What you need to do:
Can you pull out each line of the data below that includes the word "heart"?

Stored entries
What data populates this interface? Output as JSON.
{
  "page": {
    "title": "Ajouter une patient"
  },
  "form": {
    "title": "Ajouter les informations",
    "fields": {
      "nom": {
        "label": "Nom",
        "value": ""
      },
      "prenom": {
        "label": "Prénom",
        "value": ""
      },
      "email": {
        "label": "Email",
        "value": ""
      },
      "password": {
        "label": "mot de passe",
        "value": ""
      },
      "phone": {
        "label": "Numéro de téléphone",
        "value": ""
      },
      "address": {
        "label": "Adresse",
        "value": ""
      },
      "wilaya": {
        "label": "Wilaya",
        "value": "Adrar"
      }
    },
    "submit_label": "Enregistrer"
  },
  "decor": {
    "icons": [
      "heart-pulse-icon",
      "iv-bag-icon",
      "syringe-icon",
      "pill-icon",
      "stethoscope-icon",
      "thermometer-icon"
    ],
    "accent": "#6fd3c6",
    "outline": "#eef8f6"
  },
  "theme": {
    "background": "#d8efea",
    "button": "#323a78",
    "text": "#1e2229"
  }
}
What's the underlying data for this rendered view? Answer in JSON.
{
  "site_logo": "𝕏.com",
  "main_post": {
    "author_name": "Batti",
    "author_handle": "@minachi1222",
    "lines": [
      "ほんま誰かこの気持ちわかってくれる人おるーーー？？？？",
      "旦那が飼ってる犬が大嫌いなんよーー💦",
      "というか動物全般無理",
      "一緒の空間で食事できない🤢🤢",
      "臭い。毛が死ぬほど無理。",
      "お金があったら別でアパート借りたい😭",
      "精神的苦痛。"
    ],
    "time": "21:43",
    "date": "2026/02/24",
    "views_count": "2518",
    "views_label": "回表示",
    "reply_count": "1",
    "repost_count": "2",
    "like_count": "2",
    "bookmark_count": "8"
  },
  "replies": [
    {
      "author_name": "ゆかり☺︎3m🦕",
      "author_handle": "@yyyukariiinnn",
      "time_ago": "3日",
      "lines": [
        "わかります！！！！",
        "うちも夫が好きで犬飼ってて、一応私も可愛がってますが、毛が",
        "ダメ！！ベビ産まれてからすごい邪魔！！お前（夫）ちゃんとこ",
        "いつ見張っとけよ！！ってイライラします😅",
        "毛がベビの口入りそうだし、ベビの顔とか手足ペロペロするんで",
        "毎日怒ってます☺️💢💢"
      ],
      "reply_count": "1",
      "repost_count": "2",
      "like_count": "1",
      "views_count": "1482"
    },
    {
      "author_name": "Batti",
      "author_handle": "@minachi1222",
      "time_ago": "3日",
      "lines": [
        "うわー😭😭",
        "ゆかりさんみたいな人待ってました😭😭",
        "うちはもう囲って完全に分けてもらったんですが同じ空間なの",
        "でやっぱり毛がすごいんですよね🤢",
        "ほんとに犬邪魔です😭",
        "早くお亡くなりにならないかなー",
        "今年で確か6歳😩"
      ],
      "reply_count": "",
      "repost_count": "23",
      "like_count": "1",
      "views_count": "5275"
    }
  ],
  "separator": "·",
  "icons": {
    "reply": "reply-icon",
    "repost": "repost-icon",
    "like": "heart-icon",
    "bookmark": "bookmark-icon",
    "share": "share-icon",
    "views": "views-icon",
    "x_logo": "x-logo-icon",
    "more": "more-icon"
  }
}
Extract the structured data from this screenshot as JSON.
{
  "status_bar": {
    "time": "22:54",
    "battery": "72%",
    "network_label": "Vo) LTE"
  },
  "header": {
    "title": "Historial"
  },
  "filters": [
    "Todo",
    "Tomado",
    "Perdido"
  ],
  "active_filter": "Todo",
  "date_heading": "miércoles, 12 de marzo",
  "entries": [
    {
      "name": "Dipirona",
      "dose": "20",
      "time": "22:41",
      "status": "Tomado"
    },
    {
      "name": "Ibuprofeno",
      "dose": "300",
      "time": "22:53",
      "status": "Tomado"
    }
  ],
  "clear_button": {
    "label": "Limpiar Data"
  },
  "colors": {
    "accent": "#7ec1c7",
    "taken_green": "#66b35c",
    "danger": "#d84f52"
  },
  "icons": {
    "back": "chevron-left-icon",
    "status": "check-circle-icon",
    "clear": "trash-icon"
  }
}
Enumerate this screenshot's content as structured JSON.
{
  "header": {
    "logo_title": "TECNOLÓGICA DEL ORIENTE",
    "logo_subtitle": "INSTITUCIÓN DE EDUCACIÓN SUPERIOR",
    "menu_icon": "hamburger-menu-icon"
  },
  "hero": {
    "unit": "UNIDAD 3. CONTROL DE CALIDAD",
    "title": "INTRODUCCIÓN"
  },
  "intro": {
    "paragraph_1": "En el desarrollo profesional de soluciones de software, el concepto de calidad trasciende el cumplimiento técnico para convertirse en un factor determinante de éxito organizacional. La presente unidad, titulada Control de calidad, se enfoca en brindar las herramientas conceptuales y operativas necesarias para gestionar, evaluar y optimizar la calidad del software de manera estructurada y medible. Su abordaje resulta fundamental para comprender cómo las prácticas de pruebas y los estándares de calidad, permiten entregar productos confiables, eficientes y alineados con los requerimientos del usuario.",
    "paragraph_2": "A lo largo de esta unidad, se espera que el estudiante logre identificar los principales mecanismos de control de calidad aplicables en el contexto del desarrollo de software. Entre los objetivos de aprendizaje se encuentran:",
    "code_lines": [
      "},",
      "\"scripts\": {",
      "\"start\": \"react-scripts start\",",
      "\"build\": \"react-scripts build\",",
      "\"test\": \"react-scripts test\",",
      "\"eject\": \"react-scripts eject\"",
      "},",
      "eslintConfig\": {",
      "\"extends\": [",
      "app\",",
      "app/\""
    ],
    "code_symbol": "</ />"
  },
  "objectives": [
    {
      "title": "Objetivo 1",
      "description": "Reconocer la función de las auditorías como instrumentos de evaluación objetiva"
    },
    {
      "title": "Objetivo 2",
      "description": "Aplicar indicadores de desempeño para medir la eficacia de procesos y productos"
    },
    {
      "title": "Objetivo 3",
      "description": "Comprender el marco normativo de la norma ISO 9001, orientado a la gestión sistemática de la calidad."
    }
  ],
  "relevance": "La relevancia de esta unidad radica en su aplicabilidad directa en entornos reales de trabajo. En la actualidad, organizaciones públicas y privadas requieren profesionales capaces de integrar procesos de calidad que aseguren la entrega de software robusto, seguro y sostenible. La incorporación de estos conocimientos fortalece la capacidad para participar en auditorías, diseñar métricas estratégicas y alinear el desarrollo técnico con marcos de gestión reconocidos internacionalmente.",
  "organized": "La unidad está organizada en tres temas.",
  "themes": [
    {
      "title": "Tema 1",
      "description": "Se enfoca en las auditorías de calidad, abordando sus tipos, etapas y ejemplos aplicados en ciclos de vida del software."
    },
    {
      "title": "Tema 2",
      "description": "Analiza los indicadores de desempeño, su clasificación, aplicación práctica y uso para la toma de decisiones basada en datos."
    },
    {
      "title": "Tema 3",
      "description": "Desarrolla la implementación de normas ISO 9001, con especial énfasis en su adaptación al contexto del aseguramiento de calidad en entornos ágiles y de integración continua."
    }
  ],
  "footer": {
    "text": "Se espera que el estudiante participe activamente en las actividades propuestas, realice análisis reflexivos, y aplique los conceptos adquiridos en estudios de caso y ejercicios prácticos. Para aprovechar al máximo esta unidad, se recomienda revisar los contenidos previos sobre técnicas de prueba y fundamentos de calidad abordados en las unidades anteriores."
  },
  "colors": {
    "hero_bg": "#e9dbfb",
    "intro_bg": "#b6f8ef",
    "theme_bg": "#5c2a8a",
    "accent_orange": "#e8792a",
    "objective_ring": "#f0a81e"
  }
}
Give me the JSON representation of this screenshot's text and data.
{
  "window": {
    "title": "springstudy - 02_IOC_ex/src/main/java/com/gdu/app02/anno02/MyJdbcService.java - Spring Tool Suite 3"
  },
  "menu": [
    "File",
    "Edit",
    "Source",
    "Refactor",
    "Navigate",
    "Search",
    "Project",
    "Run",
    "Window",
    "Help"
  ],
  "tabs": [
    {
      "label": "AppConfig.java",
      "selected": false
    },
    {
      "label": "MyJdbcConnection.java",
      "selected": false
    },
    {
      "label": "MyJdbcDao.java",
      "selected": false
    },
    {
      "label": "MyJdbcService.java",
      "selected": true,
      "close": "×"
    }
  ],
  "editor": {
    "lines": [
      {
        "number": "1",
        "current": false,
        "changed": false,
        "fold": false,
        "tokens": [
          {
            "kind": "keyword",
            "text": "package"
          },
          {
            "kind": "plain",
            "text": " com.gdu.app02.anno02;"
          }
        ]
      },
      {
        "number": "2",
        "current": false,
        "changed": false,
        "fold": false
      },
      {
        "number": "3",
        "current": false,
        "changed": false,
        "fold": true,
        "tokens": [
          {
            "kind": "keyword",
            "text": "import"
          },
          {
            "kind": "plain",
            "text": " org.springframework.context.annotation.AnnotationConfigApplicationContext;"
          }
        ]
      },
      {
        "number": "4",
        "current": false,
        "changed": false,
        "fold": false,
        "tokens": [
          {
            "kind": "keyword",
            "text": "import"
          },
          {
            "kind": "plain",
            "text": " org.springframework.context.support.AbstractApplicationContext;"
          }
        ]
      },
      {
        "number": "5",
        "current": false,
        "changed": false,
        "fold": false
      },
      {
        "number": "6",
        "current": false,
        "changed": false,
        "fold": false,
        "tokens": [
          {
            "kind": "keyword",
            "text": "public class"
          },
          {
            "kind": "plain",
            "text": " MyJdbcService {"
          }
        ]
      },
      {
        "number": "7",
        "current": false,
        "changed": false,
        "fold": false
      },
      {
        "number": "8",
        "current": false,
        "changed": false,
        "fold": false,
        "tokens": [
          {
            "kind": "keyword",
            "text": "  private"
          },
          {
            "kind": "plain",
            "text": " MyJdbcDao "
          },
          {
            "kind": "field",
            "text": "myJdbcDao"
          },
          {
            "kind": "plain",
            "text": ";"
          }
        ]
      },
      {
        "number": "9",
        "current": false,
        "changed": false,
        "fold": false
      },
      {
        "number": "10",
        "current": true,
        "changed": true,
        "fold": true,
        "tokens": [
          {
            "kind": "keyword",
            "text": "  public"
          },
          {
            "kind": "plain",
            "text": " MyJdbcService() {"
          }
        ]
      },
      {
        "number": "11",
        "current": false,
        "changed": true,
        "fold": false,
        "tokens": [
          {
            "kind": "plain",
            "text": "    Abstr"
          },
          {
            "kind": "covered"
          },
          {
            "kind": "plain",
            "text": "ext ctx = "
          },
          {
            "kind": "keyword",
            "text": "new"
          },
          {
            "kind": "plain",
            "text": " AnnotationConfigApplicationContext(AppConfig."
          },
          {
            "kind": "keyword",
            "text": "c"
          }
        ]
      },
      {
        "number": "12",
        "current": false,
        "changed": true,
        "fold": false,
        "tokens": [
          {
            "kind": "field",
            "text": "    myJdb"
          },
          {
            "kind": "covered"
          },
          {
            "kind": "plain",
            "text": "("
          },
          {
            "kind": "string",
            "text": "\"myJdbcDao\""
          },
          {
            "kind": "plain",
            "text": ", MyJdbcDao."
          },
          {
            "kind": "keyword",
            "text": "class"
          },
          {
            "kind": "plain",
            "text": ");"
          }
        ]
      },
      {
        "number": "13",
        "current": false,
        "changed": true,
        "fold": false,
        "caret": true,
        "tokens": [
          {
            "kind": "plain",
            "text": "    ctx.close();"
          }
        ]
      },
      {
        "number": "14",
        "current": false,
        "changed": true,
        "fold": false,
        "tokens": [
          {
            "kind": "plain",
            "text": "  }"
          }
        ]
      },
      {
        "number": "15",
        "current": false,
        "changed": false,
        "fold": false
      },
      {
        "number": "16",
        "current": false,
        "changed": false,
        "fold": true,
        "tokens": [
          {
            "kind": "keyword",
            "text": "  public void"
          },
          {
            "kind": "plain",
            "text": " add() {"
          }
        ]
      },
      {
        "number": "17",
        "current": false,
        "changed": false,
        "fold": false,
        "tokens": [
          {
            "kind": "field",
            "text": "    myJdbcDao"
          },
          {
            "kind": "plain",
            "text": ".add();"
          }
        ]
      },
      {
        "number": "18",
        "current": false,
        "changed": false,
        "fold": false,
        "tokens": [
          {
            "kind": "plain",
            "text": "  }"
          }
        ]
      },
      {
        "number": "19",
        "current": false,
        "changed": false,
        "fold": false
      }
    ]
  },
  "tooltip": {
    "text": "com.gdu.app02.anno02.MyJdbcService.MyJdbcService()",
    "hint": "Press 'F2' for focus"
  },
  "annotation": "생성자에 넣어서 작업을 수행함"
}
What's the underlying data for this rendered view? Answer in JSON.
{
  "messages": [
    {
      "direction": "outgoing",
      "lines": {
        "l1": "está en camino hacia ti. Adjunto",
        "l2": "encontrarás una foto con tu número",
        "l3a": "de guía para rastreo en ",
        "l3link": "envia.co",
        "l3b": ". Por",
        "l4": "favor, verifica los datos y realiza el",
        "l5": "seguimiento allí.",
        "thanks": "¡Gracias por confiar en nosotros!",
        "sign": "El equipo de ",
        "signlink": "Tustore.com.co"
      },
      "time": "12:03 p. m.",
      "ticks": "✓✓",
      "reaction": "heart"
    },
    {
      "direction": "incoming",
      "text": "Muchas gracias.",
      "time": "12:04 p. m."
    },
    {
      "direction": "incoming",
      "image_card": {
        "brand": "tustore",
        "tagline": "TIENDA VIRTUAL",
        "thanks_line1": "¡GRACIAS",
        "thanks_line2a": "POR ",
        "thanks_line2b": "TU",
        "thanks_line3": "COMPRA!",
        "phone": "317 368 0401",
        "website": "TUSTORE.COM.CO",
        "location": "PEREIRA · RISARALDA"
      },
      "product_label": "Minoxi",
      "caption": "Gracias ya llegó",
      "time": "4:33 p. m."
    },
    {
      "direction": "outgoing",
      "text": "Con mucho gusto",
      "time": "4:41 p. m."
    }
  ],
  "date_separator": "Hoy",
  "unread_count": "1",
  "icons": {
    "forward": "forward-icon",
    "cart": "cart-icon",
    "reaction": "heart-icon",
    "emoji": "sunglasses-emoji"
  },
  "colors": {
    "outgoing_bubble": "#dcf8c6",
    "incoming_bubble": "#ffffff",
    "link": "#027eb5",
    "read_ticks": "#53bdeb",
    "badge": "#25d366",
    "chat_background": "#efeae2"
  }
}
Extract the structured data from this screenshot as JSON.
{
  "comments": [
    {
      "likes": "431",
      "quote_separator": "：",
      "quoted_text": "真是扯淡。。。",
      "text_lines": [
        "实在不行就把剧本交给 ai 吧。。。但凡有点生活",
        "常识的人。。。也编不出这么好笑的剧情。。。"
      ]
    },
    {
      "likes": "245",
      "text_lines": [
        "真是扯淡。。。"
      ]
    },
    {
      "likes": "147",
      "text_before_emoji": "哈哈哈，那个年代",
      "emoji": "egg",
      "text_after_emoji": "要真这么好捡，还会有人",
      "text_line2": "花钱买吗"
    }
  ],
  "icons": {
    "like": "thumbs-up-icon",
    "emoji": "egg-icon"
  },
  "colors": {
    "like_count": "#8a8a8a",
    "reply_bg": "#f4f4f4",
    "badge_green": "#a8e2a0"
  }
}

Problem solution:
      "heart-pulse-icon",
    "like": "heart-icon",
      "reaction": "heart"
    "reaction": "heart-icon",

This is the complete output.